[AIM OF THE EXERCISE] Print all the records exactly, please.

== PROVIDED INFORMATION ==

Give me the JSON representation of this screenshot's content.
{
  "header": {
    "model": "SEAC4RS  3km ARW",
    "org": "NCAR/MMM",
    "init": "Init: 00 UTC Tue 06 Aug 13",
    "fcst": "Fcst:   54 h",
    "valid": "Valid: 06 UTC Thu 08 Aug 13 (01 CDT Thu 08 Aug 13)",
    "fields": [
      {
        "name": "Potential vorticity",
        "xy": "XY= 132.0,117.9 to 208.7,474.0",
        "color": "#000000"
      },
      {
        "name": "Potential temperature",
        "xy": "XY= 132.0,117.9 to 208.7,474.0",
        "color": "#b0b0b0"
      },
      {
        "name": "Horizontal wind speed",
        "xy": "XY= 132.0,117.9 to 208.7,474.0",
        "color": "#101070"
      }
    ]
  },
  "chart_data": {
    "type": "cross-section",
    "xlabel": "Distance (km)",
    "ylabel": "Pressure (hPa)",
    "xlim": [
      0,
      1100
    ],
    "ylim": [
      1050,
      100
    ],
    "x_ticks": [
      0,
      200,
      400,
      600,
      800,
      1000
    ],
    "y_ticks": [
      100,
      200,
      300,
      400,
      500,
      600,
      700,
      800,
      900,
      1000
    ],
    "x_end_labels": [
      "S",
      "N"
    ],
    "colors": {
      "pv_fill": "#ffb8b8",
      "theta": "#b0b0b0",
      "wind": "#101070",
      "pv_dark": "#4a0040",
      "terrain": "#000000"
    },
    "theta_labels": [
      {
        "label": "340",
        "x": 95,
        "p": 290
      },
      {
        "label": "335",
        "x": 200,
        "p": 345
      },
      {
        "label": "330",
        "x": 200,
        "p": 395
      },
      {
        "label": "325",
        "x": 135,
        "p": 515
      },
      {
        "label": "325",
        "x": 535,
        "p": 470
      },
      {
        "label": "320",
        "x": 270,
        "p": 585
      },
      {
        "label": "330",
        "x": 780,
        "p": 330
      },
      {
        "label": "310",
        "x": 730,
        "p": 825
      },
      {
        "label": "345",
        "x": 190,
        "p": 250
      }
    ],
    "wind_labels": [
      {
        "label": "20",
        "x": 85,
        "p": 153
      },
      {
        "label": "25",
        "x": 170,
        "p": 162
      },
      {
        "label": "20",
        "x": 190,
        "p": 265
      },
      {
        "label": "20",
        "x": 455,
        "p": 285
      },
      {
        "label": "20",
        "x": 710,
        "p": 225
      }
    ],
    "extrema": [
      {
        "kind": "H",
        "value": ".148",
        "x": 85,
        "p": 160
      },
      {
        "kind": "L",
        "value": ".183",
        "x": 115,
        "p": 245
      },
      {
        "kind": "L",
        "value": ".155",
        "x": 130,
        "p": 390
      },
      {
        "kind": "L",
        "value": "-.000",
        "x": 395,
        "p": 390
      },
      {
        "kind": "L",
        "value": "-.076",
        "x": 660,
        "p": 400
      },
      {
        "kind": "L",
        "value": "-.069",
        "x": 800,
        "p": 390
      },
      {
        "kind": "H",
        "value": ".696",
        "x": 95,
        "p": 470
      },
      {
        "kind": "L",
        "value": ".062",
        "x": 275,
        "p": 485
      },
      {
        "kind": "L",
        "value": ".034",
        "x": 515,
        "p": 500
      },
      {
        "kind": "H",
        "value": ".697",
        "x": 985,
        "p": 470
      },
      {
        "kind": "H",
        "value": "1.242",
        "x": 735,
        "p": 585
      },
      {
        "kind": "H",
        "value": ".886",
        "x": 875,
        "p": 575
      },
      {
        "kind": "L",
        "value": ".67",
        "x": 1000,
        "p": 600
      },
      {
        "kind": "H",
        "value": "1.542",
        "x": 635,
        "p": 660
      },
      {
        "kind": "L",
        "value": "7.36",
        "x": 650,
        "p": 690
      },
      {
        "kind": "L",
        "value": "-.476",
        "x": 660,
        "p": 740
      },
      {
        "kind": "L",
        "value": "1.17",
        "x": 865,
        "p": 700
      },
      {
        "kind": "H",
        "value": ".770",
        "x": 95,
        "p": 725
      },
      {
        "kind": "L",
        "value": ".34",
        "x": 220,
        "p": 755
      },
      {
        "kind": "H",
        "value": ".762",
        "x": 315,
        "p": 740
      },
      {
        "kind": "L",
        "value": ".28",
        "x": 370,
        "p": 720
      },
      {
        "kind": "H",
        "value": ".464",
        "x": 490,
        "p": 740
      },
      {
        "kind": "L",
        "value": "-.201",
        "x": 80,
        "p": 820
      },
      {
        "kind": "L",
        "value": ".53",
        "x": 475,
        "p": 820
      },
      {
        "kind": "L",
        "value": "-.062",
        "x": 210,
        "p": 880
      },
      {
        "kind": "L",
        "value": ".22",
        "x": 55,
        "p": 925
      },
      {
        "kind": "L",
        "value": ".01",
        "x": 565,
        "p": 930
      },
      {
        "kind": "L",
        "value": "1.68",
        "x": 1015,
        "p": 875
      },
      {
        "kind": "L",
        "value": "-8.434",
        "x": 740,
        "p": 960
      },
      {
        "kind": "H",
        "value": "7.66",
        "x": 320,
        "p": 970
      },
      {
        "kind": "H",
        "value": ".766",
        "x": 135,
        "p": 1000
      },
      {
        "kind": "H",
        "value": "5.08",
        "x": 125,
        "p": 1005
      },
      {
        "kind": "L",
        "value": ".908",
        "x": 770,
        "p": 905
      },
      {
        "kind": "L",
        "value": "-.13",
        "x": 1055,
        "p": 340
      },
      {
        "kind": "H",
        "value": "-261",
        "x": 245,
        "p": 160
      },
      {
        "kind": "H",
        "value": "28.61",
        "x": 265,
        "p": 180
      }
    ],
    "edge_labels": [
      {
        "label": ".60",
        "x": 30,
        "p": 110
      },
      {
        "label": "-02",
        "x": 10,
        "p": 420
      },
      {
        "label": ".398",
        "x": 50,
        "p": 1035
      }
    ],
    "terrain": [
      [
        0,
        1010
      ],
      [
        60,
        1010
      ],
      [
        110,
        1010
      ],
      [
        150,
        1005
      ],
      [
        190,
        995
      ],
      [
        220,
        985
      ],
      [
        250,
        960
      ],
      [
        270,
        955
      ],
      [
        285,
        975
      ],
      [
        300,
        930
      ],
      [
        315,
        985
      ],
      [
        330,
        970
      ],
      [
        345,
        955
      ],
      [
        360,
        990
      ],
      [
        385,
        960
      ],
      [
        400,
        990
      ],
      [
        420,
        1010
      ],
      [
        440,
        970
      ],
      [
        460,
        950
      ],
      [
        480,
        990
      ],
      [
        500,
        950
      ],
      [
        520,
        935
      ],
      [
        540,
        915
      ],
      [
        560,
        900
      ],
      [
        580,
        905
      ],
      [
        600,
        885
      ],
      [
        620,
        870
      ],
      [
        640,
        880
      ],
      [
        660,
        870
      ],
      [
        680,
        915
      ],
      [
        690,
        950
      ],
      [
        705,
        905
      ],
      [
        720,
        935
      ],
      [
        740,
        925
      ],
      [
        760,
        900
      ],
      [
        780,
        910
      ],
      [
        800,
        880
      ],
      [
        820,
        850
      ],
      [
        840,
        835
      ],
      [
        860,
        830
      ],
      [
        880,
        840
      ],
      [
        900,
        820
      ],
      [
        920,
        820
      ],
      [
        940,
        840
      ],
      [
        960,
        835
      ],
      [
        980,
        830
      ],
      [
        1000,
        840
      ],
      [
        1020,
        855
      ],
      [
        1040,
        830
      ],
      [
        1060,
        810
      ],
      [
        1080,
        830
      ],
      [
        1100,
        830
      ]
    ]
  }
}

===

[ANSWER]
Give me the JSON representation of this screenshot's content.
{
  "header": {
    "model": "SEAC4RS  3km ARW",
    "org": "NCAR/MMM",
    "init": "Init: 00 UTC Tue 06 Aug 13",
    "fcst": "Fcst:   54 h",
    "valid": "Valid: 06 UTC Thu 08 Aug 13 (01 CDT Thu 08 Aug 13)",
    "fields": [
      {
        "name": "Potential vorticity",
        "xy": "XY= 132.0,117.9 to 208.7,474.0",
        "color": "#000000"
      },
      {
        "name": "Potential temperature",
        "xy": "XY= 132.0,117.9 to 208.7,474.0",
        "color": "#b0b0b0"
      },
      {
        "name": "Horizontal wind speed",
        "xy": "XY= 132.0,117.9 to 208.7,474.0",
        "color": "#101070"
      }
    ]
  },
  "chart_data": {
    "type": "cross-section",
    "xlabel": "Distance (km)",
    "ylabel": "Pressure (hPa)",
    "xlim": [
      0,
      1100
    ],
    "ylim": [
      1050,
      100
    ],
    "x_ticks": [
      0,
      200,
      400,
      600,
      800,
      1000
    ],
    "y_ticks": [
      100,
      200,
      300,
      400,
      500,
      600,
      700,
      800,
      900,
      1000
    ],
    "x_end_labels": [
      "S",
      "N"
    ],
    "colors": {
      "pv_fill": "#ffb8b8",
      "theta": "#b0b0b0",
      "wind": "#101070",
      "pv_dark": "#4a0040",
      "terrain": "#000000"
    },
    "theta_labels": [
      {
        "label": "340",
        "x": 95,
        "p": 290
      },
      {
        "label": "335",
        "x": 200,
        "p": 345
      },
      {
        "label": "330",
        "x": 200,
        "p": 395
      },
      {
        "label": "325",
        "x": 135,
        "p": 515
      },
      {
        "label": "325",
        "x": 535,
        "p": 470
      },
      {
        "label": "320",
        "x": 270,
        "p": 585
      },
      {
        "label": "330",
        "x": 780,
        "p": 330
      },
      {
        "label": "310",
        "x": 730,
        "p": 825
      },
      {
        "label": "345",
        "x": 190,
        "p": 250
      }
    ],
    "wind_labels": [
      {
        "label": "20",
        "x": 85,
        "p": 153
      },
      {
        "label": "25",
        "x": 170,
        "p": 162
      },
      {
        "label": "20",
        "x": 190,
        "p": 265
      },
      {
        "label": "20",
        "x": 455,
        "p": 285
      },
      {
        "label": "20",
        "x": 710,
        "p": 225
      }
    ],
    "extrema": [
      {
        "kind": "H",
        "value": ".148",
        "x": 85,
        "p": 160
      },
      {
        "kind": "L",
        "value": ".183",
        "x": 115,
        "p": 245
      },
      {
        "kind": "L",
        "value": ".155",
        "x": 130,
        "p": 390
      },
      {
        "kind": "L",
        "value": "-.000",
        "x": 395,
        "p": 390
      },
      {
        "kind": "L",
        "value": "-.076",
        "x": 660,
        "p": 400
      },
      {
        "kind": "L",
        "value": "-.069",
        "x": 800,
        "p": 390
      },
      {
        "kind": "H",
        "value": ".696",
        "x": 95,
        "p": 470
      },
      {
        "kind": "L",
        "value": ".062",
        "x": 275,
        "p": 485
      },
      {
        "kind": "L",
        "value": ".034",
        "x": 515,
        "p": 500
      },
      {
        "kind": "H",
        "value": ".697",
        "x": 985,
        "p": 470
      },
      {
        "kind": "H",
        "value": "1.242",
        "x": 735,
        "p": 585
      },
      {
        "kind": "H",
        "value": ".886",
        "x": 875,
        "p": 575
      },
      {
        "kind": "L",
        "value": ".67",
        "x": 1000,
        "p": 600
      },
      {
        "kind": "H",
        "value": "1.542",
        "x": 635,
        "p": 660
      },
      {
        "kind": "L",
        "value": "7.36",
        "x": 650,
        "p": 690
      },
      {
        "kind": "L",
        "value": "-.476",
        "x": 660,
        "p": 740
      },
      {
        "kind": "L",
        "value": "1.17",
        "x": 865,
        "p": 700
      },
      {
        "kind": "H",
        "value": ".770",
        "x": 95,
        "p": 725
      },
      {
        "kind": "L",
        "value": ".34",
        "x": 220,
        "p": 755
      },
      {
        "kind": "H",
        "value": ".762",
        "x": 315,
        "p": 740
      },
      {
        "kind": "L",
        "value": ".28",
        "x": 370,
        "p": 720
      },
      {
        "kind": "H",
        "value": ".464",
        "x": 490,
        "p": 740
      },
      {
        "kind": "L",
        "value": "-.201",
        "x": 80,
        "p": 820
      },
      {
        "kind": "L",
        "value": ".53",
        "x": 475,
        "p": 820
      },
      {
        "kind": "L",
        "value": "-.062",
        "x": 210,
        "p": 880
      },
      {
        "kind": "L",
        "value": ".22",
        "x": 55,
        "p": 925
      },
      {
        "kind": "L",
        "value": ".01",
        "x": 565,
        "p": 930
      },
      {
        "kind": "L",
        "value": "1.68",
        "x": 1015,
        "p": 875
      },
      {
        "kind": "L",
        "value": "-8.434",
        "x": 740,
        "p": 960
      },
      {
        "kind": "H",
        "value": "7.66",
        "x": 320,
        "p": 970
      },
      {
        "kind": "H",
        "value": ".766",
        "x": 135,
        "p": 1000
      },
      {
        "kind": "H",
        "value": "5.08",
        "x": 125,
        "p": 1005
      },
      {
        "kind": "L",
        "value": ".908",
        "x": 770,
        "p": 905
      },
      {
        "kind": "L",
        "value": "-.13",
        "x": 1055,
        "p": 340
      },
      {
        "kind": "H",
        "value": "-261",
        "x": 245,
        "p": 160
      },
      {
        "kind": "H",
        "value": "28.61",
        "x": 265,
        "p": 180
      }
    ],
    "edge_labels": [
      {
        "label": ".60",
        "x": 30,
        "p": 110
      },
      {
        "label": "-02",
        "x": 10,
        "p": 420
      },
      {
        "label": ".398",
        "x": 50,
        "p": 1035
      }
    ],
    "terrain": [
      [
        0,
        1010
      ],
      [
        60,
        1010
      ],
      [
        110,
        1010
      ],
      [
        150,
        1005
      ],
      [
        190,
        995
      ],
      [
        220,
        985
      ],
      [
        250,
        960
      ],
      [
        270,
        955
      ],
      [
        285,
        975
      ],
      [
        300,
        930
      ],
      [
        315,
        985
      ],
      [
        330,
        970
      ],
      [
        345,
        955
      ],
      [
        360,
        990
      ],
      [
        385,
        960
      ],
      [
        400,
        990
      ],
      [
        420,
        1010
      ],
      [
        440,
        970
      ],
      [
        460,
        950
      ],
      [
        480,
        990
      ],
      [
        500,
        950
      ],
      [
        520,
        935
      ],
      [
        540,
        915
      ],
      [
        560,
        900
      ],
      [
        580,
        905
      ],
      [
        600,
        885
      ],
      [
        620,
        870
      ],
      [
        640,
        880
      ],
      [
        660,
        870
      ],
      [
        680,
        915
      ],
      [
        690,
        950
      ],
      [
        705,
        905
      ],
      [
        720,
        935
      ],
      [
        740,
        925
      ],
      [
        760,
        900
      ],
      [
        780,
        910
      ],
      [
        800,
        880
      ],
      [
        820,
        850
      ],
      [
        840,
        835
      ],
      [
        860,
        830
      ],
      [
        880,
        840
      ],
      [
        900,
        820
      ],
      [
        920,
        820
      ],
      [
        940,
        840
      ],
      [
        960,
        835
      ],
      [
        980,
        830
      ],
      [
        1000,
        840
      ],
      [
        1020,
        855
      ],
      [
        1040,
        830
      ],
      [
        1060,
        810
      ],
      [
        1080,
        830
      ],
      [
        1100,
        830
      ]
    ]
  }
}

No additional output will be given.